--- BEGIN ---

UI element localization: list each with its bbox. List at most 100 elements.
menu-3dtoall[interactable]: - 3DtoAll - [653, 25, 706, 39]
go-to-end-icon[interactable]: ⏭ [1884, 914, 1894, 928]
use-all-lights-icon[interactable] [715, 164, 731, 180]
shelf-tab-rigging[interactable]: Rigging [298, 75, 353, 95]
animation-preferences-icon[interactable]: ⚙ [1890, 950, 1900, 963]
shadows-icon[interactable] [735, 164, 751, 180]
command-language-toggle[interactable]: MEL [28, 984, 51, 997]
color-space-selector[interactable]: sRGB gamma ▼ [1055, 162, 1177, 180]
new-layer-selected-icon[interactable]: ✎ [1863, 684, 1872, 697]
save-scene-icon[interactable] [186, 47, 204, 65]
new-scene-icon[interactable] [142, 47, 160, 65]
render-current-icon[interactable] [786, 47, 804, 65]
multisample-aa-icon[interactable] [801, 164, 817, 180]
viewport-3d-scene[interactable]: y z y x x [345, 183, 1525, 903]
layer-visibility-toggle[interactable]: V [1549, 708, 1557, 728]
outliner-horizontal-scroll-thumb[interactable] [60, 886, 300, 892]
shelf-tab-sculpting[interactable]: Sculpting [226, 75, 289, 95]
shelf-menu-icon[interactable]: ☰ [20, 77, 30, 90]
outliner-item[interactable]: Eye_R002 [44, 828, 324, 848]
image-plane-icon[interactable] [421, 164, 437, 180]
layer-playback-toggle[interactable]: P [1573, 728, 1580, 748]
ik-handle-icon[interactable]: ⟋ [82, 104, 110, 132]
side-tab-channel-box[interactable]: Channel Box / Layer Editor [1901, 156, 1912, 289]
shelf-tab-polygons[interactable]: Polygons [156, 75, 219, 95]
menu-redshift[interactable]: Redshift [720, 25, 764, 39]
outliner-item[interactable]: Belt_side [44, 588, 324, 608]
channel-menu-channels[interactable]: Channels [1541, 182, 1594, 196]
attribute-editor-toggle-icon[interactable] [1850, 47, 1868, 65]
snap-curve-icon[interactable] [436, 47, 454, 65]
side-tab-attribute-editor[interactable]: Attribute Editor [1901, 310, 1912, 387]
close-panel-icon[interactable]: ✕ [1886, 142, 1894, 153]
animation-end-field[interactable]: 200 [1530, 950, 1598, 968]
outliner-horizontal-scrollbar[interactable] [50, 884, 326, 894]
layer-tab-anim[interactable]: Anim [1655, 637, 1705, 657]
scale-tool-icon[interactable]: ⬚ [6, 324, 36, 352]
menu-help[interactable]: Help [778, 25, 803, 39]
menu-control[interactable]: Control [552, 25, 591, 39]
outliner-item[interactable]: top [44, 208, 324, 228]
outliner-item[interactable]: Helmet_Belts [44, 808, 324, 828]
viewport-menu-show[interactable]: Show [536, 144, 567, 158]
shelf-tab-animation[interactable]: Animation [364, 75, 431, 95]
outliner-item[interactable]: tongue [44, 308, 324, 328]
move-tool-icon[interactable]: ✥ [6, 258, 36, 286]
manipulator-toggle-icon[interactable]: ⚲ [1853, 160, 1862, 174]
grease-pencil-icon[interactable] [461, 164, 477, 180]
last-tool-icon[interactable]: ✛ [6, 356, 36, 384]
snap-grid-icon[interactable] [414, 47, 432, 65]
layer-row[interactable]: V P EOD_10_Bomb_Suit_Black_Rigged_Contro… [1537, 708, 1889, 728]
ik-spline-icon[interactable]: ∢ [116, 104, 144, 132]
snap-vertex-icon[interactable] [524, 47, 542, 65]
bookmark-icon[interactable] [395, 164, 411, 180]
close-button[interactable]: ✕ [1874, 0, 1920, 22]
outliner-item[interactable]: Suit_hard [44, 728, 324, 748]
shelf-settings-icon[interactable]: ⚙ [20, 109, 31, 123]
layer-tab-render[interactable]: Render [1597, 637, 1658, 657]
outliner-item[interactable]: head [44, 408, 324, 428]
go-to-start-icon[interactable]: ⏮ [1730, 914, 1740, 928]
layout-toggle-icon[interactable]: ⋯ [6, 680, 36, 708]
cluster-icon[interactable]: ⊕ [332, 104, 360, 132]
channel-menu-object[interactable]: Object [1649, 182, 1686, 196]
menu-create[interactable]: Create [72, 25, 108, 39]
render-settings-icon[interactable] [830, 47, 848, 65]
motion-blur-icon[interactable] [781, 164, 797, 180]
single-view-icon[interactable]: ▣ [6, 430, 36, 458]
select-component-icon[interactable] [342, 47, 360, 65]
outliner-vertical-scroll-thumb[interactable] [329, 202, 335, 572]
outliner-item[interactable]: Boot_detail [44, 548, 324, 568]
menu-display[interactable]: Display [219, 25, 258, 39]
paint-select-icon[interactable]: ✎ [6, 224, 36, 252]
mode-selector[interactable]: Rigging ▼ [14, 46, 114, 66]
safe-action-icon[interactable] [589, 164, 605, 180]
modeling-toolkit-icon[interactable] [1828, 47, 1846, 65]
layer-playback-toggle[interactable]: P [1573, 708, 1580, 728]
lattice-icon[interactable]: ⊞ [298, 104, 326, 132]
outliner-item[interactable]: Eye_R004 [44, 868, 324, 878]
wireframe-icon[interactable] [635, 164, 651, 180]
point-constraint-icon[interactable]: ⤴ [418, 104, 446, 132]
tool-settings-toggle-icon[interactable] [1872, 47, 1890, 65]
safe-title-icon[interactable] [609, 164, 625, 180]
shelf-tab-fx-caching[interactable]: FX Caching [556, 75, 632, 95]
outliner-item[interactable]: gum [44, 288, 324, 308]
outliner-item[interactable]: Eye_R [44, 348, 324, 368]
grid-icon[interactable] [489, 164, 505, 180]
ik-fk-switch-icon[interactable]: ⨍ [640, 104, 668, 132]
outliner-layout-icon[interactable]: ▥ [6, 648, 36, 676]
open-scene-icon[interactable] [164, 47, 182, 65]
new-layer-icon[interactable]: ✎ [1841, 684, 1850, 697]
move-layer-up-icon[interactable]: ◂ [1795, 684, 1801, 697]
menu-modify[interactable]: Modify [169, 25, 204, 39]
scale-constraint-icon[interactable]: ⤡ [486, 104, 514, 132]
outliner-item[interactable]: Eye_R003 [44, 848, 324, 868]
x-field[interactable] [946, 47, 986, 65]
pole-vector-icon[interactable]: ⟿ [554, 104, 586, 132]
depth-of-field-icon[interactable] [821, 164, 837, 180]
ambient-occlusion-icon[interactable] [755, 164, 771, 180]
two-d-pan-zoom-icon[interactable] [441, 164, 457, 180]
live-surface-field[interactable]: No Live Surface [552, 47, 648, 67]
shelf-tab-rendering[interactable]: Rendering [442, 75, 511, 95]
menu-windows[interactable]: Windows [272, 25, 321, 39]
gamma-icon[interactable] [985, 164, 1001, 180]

--- END ---

What the task requires
Please repeat every row above word for word, changing nothing in any line.

Solved exercise
UI element localization: list each with its bbox. List at most 100 elements.
menu-3dtoall[interactable]: - 3DtoAll - [653, 25, 706, 39]
go-to-end-icon[interactable]: ⏭ [1884, 914, 1894, 928]
use-all-lights-icon[interactable] [715, 164, 731, 180]
shelf-tab-rigging[interactable]: Rigging [298, 75, 353, 95]
animation-preferences-icon[interactable]: ⚙ [1890, 950, 1900, 963]
shadows-icon[interactable] [735, 164, 751, 180]
command-language-toggle[interactable]: MEL [28, 984, 51, 997]
color-space-selector[interactable]: sRGB gamma ▼ [1055, 162, 1177, 180]
new-layer-selected-icon[interactable]: ✎ [1863, 684, 1872, 697]
save-scene-icon[interactable] [186, 47, 204, 65]
new-scene-icon[interactable] [142, 47, 160, 65]
render-current-icon[interactable] [786, 47, 804, 65]
multisample-aa-icon[interactable] [801, 164, 817, 180]
viewport-3d-scene[interactable]: y z y x x [345, 183, 1525, 903]
layer-visibility-toggle[interactable]: V [1549, 708, 1557, 728]
outliner-horizontal-scroll-thumb[interactable] [60, 886, 300, 892]
shelf-tab-sculpting[interactable]: Sculpting [226, 75, 289, 95]
shelf-menu-icon[interactable]: ☰ [20, 77, 30, 90]
outliner-item[interactable]: Eye_R002 [44, 828, 324, 848]
image-plane-icon[interactable] [421, 164, 437, 180]
layer-playback-toggle[interactable]: P [1573, 728, 1580, 748]
ik-handle-icon[interactable]: ⟋ [82, 104, 110, 132]
side-tab-channel-box[interactable]: Channel Box / Layer Editor [1901, 156, 1912, 289]
shelf-tab-polygons[interactable]: Polygons [156, 75, 219, 95]
menu-redshift[interactable]: Redshift [720, 25, 764, 39]
outliner-item[interactable]: Belt_side [44, 588, 324, 608]
channel-menu-channels[interactable]: Channels [1541, 182, 1594, 196]
attribute-editor-toggle-icon[interactable] [1850, 47, 1868, 65]
snap-curve-icon[interactable] [436, 47, 454, 65]
side-tab-attribute-editor[interactable]: Attribute Editor [1901, 310, 1912, 387]
close-panel-icon[interactable]: ✕ [1886, 142, 1894, 153]
animation-end-field[interactable]: 200 [1530, 950, 1598, 968]
outliner-horizontal-scrollbar[interactable] [50, 884, 326, 894]
layer-tab-anim[interactable]: Anim [1655, 637, 1705, 657]
scale-tool-icon[interactable]: ⬚ [6, 324, 36, 352]
menu-help[interactable]: Help [778, 25, 803, 39]
menu-control[interactable]: Control [552, 25, 591, 39]
outliner-item[interactable]: top [44, 208, 324, 228]
outliner-item[interactable]: Helmet_Belts [44, 808, 324, 828]
viewport-menu-show[interactable]: Show [536, 144, 567, 158]
shelf-tab-animation[interactable]: Animation [364, 75, 431, 95]
outliner-item[interactable]: tongue [44, 308, 324, 328]
move-tool-icon[interactable]: ✥ [6, 258, 36, 286]
manipulator-toggle-icon[interactable]: ⚲ [1853, 160, 1862, 174]
grease-pencil-icon[interactable] [461, 164, 477, 180]
last-tool-icon[interactable]: ✛ [6, 356, 36, 384]
snap-grid-icon[interactable] [414, 47, 432, 65]
layer-row[interactable]: V P EOD_10_Bomb_Suit_Black_Rigged_Contro… [1537, 708, 1889, 728]
ik-spline-icon[interactable]: ∢ [116, 104, 144, 132]
snap-vertex-icon[interactable] [524, 47, 542, 65]
bookmark-icon[interactable] [395, 164, 411, 180]
close-button[interactable]: ✕ [1874, 0, 1920, 22]
outliner-item[interactable]: Suit_hard [44, 728, 324, 748]
shelf-settings-icon[interactable]: ⚙ [20, 109, 31, 123]
layer-tab-render[interactable]: Render [1597, 637, 1658, 657]
outliner-item[interactable]: head [44, 408, 324, 428]
go-to-start-icon[interactable]: ⏮ [1730, 914, 1740, 928]
layout-toggle-icon[interactable]: ⋯ [6, 680, 36, 708]
cluster-icon[interactable]: ⊕ [332, 104, 360, 132]
channel-menu-object[interactable]: Object [1649, 182, 1686, 196]
menu-create[interactable]: Create [72, 25, 108, 39]
render-settings-icon[interactable] [830, 47, 848, 65]
motion-blur-icon[interactable] [781, 164, 797, 180]
single-view-icon[interactable]: ▣ [6, 430, 36, 458]
select-component-icon[interactable] [342, 47, 360, 65]
outliner-vertical-scroll-thumb[interactable] [329, 202, 335, 572]
outliner-item[interactable]: Boot_detail [44, 548, 324, 568]
menu-display[interactable]: Display [219, 25, 258, 39]
paint-select-icon[interactable]: ✎ [6, 224, 36, 252]
mode-selector[interactable]: Rigging ▼ [14, 46, 114, 66]
safe-action-icon[interactable] [589, 164, 605, 180]
modeling-toolkit-icon[interactable] [1828, 47, 1846, 65]
layer-playback-toggle[interactable]: P [1573, 708, 1580, 728]
lattice-icon[interactable]: ⊞ [298, 104, 326, 132]
outliner-item[interactable]: Eye_R004 [44, 868, 324, 878]
wireframe-icon[interactable] [635, 164, 651, 180]
point-constraint-icon[interactable]: ⤴ [418, 104, 446, 132]
tool-settings-toggle-icon[interactable] [1872, 47, 1890, 65]
safe-title-icon[interactable] [609, 164, 625, 180]
shelf-tab-fx-caching[interactable]: FX Caching [556, 75, 632, 95]
outliner-item[interactable]: gum [44, 288, 324, 308]
outliner-item[interactable]: Eye_R [44, 348, 324, 368]
grid-icon[interactable] [489, 164, 505, 180]
ik-fk-switch-icon[interactable]: ⨍ [640, 104, 668, 132]
outliner-layout-icon[interactable]: ▥ [6, 648, 36, 676]
open-scene-icon[interactable] [164, 47, 182, 65]
new-layer-icon[interactable]: ✎ [1841, 684, 1850, 697]
move-layer-up-icon[interactable]: ◂ [1795, 684, 1801, 697]
menu-modify[interactable]: Modify [169, 25, 204, 39]
scale-constraint-icon[interactable]: ⤡ [486, 104, 514, 132]
outliner-item[interactable]: Eye_R003 [44, 848, 324, 868]
x-field[interactable] [946, 47, 986, 65]
pole-vector-icon[interactable]: ⟿ [554, 104, 586, 132]
depth-of-field-icon[interactable] [821, 164, 837, 180]
ambient-occlusion-icon[interactable] [755, 164, 771, 180]
two-d-pan-zoom-icon[interactable] [441, 164, 457, 180]
live-surface-field[interactable]: No Live Surface [552, 47, 648, 67]
shelf-tab-rendering[interactable]: Rendering [442, 75, 511, 95]
menu-windows[interactable]: Windows [272, 25, 321, 39]
gamma-icon[interactable] [985, 164, 1001, 180]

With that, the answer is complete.